** START **
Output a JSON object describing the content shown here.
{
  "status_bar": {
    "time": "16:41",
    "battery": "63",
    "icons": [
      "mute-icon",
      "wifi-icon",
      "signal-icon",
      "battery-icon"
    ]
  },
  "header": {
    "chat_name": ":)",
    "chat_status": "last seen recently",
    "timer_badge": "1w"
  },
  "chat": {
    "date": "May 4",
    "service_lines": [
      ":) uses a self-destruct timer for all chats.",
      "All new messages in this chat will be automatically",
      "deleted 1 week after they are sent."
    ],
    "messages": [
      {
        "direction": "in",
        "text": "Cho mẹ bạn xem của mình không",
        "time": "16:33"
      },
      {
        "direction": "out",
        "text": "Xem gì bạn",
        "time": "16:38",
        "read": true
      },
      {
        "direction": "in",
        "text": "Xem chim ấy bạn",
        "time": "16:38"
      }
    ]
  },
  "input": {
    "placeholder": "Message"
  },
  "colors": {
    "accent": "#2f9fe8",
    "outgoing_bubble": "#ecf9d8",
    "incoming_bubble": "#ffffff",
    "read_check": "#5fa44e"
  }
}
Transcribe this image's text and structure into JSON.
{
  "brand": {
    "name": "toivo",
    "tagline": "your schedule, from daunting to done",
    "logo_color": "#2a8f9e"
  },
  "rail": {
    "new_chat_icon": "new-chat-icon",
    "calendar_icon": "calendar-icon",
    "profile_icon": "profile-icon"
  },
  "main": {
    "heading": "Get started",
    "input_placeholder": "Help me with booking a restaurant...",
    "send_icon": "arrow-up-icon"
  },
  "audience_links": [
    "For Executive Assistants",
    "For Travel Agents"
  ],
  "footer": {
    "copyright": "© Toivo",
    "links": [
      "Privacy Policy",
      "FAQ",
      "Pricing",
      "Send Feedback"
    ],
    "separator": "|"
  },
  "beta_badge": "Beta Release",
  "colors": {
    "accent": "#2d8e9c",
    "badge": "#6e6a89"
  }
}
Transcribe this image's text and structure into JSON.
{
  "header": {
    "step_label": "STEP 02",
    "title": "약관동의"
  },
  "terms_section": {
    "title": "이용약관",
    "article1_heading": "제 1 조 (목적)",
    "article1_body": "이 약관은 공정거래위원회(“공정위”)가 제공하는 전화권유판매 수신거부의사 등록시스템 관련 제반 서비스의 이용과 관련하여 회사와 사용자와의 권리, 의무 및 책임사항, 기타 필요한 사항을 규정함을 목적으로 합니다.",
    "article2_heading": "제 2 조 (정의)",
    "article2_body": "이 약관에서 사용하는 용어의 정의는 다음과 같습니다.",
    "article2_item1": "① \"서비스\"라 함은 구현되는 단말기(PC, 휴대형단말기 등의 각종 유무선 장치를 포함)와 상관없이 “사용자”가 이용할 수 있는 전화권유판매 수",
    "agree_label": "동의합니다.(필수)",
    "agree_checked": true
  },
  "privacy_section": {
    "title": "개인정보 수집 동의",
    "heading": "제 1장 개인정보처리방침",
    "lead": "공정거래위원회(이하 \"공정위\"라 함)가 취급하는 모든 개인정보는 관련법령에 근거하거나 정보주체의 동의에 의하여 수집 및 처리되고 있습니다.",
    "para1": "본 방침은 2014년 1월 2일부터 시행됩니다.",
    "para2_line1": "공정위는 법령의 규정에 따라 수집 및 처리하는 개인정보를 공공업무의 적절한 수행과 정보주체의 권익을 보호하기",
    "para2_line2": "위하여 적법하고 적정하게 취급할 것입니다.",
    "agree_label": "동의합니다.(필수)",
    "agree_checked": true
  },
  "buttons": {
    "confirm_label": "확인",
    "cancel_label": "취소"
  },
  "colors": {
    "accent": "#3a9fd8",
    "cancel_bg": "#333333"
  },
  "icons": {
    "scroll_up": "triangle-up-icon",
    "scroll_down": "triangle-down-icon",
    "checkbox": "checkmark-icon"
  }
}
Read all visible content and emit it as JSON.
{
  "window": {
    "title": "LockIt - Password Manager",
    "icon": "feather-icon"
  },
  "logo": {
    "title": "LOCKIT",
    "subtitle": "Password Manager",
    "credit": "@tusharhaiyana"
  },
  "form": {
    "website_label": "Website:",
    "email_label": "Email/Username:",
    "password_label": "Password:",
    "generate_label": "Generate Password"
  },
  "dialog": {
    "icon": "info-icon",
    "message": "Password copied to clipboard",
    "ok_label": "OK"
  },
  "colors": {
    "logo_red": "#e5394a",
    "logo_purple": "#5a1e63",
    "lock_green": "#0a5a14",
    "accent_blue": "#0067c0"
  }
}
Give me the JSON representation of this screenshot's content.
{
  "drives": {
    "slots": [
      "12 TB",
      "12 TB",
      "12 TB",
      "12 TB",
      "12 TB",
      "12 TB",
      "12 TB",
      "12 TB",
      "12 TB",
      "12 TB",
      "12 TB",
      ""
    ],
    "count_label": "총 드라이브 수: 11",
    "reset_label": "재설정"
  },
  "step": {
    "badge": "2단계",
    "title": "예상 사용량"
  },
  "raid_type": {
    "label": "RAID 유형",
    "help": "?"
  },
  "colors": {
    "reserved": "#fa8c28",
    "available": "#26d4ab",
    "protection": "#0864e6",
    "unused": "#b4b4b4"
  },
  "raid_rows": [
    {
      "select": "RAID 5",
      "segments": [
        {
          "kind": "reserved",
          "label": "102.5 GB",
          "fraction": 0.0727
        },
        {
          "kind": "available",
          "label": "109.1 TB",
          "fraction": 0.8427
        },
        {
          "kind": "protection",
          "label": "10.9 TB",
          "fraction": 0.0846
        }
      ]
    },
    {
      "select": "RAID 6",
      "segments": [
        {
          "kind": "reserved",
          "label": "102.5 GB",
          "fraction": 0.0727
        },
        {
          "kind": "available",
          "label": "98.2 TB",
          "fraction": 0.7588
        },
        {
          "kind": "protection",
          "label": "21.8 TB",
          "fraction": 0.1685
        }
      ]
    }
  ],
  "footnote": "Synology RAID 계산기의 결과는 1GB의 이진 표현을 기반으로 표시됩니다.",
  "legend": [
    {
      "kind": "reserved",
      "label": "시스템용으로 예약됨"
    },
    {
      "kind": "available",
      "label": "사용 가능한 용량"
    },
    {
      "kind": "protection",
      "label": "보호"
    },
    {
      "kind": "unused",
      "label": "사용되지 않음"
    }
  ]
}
** END **
▶ [DIRECTIONS FOR THIS TASK]:
Look through the entries above and report each line where the string "전화권유판매" occurs.

▶ [WRITTEN ANSWER]:
    "article1_body": "이 약관은 공정거래위원회(“공정위”)가 제공하는 전화권유판매 수신거부의사 등록시스템 관련 제반 서비스의 이용과 관련하여 회사와 사용자와의 권리, 의무 및 책임사항, 기타 필요한 사항을 규정함을 목적으로 합니다.",
    "article2_item1": "① \"서비스\"라 함은 구현되는 단말기(PC, 휴대형단말기 등의 각종 유무선 장치를 포함)와 상관없이 “사용자”가 이용할 수 있는 전화권유판매 수",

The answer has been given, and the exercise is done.